::: Provided records :::
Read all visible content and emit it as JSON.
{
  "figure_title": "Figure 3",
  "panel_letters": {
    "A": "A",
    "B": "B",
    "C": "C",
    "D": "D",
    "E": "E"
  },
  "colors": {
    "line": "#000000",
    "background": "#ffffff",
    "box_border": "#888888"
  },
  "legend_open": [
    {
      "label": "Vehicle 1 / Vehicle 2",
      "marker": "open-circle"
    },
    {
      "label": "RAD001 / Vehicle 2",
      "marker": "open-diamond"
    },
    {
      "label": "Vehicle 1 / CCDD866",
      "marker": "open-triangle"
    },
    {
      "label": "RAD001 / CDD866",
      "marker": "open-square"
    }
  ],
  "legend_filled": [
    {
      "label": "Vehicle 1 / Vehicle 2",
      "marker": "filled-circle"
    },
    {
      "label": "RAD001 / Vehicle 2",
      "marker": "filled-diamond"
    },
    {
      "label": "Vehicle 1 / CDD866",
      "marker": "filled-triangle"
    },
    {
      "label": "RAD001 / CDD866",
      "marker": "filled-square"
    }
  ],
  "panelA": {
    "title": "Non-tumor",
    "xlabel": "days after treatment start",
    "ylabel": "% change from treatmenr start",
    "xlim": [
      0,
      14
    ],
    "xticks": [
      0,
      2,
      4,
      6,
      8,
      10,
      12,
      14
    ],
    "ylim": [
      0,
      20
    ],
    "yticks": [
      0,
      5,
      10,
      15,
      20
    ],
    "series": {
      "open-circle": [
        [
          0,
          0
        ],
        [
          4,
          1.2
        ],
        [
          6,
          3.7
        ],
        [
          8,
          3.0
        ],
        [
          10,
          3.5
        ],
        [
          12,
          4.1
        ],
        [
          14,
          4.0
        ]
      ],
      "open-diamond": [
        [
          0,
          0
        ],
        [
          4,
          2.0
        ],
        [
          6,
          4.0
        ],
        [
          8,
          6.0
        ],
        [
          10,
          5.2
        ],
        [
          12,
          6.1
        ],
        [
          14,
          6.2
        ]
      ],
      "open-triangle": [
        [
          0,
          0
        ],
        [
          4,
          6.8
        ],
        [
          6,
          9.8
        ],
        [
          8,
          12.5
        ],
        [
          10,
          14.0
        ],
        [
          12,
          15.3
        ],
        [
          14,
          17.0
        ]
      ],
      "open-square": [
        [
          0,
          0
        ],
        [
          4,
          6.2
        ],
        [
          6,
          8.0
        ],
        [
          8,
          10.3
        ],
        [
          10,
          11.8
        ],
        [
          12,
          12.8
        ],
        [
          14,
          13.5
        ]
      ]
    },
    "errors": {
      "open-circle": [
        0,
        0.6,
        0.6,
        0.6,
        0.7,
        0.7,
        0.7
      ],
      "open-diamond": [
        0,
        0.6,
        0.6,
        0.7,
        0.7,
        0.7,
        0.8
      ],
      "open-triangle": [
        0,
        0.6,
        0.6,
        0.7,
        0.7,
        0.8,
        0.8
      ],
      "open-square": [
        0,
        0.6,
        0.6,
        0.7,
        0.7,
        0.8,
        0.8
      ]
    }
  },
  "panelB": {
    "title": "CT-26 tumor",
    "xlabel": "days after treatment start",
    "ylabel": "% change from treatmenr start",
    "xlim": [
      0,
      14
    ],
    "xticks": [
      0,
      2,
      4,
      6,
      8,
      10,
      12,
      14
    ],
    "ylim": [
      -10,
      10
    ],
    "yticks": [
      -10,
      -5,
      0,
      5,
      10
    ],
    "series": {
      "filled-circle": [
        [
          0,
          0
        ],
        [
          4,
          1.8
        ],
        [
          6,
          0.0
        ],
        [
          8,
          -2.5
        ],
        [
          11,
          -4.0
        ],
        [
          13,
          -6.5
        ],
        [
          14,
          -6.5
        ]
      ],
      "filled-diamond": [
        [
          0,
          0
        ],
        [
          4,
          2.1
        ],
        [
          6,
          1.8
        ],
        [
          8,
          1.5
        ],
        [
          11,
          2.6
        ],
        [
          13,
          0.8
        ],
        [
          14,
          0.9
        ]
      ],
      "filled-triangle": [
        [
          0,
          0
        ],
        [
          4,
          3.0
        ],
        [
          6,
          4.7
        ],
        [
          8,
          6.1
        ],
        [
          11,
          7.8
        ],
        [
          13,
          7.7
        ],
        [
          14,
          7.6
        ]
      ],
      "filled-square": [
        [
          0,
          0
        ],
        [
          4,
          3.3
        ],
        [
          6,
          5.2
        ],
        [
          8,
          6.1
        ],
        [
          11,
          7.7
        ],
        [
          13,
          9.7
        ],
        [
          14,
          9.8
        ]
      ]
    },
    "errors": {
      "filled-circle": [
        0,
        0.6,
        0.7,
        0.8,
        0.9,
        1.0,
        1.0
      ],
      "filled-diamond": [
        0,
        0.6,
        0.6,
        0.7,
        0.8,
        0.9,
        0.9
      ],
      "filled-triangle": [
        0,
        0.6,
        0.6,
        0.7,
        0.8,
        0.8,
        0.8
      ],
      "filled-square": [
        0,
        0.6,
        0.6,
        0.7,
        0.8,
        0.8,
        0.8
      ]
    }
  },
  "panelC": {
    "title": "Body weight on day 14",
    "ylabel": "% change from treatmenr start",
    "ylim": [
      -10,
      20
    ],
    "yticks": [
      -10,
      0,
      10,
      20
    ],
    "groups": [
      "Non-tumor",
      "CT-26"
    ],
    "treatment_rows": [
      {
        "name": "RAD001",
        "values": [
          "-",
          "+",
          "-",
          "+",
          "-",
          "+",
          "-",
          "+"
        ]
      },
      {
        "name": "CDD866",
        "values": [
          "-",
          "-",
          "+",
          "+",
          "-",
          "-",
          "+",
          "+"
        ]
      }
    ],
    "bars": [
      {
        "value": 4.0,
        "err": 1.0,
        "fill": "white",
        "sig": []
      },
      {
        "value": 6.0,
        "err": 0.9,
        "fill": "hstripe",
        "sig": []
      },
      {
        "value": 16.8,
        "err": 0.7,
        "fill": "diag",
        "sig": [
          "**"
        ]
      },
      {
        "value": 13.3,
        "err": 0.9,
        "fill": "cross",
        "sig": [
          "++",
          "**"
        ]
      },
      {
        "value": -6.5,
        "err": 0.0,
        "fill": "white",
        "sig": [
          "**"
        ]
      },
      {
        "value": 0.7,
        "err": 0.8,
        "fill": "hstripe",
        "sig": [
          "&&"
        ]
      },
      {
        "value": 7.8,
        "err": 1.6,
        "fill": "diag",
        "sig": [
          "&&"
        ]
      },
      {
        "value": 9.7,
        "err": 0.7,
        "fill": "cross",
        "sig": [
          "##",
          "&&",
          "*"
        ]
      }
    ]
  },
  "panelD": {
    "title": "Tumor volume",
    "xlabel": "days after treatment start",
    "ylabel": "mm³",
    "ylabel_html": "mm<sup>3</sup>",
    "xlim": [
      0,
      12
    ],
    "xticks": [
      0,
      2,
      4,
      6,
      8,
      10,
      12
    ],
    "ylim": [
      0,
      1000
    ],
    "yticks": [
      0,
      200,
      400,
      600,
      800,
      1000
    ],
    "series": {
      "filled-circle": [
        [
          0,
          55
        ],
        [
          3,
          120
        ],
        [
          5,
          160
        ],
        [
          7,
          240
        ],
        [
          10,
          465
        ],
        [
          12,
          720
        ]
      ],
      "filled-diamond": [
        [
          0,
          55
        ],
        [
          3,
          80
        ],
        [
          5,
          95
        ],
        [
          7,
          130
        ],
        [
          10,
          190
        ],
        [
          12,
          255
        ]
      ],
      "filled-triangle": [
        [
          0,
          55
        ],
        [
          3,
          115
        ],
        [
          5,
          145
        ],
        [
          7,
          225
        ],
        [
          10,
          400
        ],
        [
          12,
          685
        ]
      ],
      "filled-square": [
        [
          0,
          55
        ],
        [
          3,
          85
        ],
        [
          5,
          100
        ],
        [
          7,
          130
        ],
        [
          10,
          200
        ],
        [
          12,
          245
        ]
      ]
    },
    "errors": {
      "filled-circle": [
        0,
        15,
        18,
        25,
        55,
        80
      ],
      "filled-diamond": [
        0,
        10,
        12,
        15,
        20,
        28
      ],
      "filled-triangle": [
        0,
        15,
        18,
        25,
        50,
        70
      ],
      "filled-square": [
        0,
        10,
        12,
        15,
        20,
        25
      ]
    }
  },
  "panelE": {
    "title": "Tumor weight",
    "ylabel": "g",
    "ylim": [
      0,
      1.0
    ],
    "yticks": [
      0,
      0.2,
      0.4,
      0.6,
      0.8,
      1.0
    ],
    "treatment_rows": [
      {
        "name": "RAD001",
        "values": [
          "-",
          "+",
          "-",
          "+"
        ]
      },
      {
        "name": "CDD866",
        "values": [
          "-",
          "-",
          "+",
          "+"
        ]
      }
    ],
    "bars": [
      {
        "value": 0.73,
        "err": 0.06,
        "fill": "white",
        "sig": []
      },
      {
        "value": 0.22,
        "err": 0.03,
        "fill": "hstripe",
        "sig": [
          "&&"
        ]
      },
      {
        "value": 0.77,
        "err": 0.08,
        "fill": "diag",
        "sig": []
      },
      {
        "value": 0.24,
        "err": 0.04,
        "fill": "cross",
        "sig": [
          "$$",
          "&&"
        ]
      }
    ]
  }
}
:::
* _Instructions for the task_
How many lines in the listing above include the word "weight"? Respond with the number and nothing else.

* _Reply to the task_
2